→ INFORMATION SHOWN
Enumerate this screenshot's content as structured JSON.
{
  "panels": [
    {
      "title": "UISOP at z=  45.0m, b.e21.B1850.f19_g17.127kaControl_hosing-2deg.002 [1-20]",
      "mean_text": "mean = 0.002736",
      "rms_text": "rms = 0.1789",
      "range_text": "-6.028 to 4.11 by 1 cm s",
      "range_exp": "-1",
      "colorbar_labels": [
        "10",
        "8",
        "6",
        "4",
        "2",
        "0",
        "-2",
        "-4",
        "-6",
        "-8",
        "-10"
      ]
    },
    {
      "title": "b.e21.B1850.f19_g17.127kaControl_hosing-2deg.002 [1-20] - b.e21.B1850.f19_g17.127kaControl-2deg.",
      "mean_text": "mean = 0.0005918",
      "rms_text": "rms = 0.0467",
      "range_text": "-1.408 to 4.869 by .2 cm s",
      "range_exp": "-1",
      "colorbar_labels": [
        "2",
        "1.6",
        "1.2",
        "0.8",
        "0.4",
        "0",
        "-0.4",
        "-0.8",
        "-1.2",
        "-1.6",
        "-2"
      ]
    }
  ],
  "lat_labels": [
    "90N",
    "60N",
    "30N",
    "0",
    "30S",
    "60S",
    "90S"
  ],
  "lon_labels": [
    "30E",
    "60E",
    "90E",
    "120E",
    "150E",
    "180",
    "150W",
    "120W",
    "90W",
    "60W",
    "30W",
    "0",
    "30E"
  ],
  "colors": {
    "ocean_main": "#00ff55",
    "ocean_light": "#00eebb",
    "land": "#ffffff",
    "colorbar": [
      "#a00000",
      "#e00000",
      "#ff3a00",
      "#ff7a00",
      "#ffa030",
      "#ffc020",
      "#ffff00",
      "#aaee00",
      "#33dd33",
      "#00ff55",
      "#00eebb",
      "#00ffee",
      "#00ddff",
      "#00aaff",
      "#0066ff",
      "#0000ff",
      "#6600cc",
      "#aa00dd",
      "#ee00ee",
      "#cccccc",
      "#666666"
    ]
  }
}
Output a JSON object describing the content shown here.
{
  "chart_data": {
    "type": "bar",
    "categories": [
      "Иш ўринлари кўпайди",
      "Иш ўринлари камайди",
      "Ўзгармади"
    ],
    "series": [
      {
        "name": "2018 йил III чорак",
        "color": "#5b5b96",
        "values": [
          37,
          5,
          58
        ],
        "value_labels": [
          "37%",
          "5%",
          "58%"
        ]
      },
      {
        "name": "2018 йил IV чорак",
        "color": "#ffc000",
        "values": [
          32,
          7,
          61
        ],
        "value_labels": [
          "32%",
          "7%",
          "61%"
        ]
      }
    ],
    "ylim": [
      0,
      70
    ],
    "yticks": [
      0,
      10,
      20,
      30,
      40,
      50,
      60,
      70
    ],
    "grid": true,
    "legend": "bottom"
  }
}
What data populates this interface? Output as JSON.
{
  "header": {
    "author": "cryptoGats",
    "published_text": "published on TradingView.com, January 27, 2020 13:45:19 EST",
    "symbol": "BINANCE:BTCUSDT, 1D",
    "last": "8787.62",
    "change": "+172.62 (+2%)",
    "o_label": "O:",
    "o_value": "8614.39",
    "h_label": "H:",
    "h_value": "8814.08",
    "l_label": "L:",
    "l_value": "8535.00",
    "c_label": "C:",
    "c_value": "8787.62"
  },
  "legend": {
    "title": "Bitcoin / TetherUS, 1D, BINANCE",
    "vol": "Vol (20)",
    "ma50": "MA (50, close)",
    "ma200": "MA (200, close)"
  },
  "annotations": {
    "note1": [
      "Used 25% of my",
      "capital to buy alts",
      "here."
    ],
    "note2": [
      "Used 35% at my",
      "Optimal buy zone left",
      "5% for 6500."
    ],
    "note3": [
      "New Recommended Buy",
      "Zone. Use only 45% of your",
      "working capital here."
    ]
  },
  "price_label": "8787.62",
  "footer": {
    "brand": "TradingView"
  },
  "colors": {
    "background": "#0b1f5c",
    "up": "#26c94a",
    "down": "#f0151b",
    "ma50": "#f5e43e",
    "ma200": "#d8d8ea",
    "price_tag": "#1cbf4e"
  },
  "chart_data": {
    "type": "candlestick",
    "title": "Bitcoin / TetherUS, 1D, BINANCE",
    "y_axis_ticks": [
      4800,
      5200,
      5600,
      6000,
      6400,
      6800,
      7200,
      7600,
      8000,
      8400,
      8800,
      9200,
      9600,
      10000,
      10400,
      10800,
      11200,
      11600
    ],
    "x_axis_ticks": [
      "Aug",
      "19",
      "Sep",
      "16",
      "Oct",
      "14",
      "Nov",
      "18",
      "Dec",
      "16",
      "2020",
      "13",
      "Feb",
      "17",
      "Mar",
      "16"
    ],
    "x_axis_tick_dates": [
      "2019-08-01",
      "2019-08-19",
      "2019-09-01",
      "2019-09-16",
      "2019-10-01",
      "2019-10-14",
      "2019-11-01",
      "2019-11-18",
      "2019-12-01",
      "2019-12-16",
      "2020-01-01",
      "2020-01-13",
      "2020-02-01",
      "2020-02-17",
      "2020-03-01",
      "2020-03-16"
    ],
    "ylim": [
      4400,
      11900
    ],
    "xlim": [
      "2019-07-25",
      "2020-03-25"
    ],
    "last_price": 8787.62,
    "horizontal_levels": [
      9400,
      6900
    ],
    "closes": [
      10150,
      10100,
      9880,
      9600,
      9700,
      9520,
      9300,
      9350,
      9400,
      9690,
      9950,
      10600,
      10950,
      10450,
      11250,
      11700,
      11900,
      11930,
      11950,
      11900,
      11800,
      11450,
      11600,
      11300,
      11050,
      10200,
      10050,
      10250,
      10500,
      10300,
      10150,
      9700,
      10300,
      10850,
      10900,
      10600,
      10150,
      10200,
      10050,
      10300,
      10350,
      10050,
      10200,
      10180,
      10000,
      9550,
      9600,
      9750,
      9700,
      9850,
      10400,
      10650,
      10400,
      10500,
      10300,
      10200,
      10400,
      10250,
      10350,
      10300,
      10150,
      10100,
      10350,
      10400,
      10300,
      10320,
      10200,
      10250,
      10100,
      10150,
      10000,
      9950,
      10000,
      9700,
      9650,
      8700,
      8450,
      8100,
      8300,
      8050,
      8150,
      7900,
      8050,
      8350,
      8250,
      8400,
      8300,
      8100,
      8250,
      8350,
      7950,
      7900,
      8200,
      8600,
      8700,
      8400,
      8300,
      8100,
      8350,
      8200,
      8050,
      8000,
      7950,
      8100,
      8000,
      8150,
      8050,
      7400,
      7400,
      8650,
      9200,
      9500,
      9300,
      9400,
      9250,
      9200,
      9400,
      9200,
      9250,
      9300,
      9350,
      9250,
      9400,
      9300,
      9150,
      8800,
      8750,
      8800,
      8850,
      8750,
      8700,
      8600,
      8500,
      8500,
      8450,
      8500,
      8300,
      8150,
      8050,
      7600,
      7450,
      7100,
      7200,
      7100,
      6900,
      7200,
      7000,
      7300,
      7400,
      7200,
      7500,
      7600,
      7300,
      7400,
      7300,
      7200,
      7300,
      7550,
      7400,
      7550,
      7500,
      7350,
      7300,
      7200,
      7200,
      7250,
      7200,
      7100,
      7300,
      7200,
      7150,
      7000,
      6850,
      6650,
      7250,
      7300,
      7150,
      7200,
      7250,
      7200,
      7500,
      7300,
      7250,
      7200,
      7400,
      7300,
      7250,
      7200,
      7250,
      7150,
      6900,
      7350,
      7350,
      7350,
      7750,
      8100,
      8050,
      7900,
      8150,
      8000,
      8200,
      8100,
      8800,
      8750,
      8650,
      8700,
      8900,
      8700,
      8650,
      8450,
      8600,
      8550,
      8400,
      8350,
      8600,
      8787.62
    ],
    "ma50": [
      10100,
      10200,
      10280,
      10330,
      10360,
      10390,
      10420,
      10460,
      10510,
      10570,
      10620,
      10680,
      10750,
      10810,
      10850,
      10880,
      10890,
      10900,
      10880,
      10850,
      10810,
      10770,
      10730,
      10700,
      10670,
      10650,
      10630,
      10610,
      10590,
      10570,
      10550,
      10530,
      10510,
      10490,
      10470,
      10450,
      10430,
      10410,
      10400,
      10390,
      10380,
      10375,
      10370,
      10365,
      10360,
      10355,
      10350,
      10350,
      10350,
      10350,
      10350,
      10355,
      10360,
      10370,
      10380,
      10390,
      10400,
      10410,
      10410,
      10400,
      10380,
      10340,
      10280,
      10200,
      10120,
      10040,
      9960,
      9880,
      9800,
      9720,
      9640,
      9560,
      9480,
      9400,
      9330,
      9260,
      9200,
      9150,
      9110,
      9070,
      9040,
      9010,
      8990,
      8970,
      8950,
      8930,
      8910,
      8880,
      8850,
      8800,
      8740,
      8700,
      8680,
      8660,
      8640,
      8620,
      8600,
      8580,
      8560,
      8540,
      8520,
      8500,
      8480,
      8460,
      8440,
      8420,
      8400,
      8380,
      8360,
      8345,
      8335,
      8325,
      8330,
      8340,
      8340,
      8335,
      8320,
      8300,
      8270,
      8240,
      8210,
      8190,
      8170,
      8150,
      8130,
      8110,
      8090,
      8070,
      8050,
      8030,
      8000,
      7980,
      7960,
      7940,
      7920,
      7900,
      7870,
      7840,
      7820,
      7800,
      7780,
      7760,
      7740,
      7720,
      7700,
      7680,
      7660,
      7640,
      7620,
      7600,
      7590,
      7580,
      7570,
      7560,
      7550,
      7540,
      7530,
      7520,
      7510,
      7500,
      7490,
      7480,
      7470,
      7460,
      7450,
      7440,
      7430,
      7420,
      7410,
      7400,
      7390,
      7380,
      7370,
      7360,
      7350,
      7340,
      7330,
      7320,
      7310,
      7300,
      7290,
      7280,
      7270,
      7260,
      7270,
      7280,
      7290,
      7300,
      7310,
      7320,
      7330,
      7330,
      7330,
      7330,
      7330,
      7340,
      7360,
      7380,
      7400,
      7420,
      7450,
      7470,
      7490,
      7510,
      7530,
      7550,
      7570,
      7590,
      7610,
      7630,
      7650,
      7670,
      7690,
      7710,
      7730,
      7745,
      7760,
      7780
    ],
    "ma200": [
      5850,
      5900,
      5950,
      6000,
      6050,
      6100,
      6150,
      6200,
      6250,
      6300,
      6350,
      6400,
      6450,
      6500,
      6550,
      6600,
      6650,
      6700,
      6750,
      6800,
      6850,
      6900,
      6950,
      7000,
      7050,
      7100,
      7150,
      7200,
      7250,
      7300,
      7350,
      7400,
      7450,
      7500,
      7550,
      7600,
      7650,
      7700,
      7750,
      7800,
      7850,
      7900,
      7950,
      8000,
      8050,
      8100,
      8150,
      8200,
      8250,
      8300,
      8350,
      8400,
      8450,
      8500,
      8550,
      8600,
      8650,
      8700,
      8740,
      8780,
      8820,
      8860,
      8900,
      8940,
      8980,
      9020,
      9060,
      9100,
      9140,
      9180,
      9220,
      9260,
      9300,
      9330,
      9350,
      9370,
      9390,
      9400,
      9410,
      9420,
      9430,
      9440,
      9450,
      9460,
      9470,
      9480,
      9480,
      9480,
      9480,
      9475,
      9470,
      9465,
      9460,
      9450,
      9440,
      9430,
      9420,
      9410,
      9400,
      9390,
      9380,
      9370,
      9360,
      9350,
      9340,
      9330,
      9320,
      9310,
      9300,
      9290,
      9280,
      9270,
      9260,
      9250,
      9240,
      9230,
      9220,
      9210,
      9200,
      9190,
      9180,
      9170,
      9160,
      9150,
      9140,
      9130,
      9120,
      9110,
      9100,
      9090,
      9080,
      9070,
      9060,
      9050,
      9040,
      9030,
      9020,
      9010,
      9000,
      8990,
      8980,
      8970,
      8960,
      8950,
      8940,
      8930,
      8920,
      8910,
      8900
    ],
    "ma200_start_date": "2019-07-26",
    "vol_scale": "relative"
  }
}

→ WHAT TO WORK ON
Check each line above for the word "name" and copy the ones that have it.

→ WRITTEN ANSWER
        "name": "2018 йил III чорак",
        "name": "2018 йил IV чорак",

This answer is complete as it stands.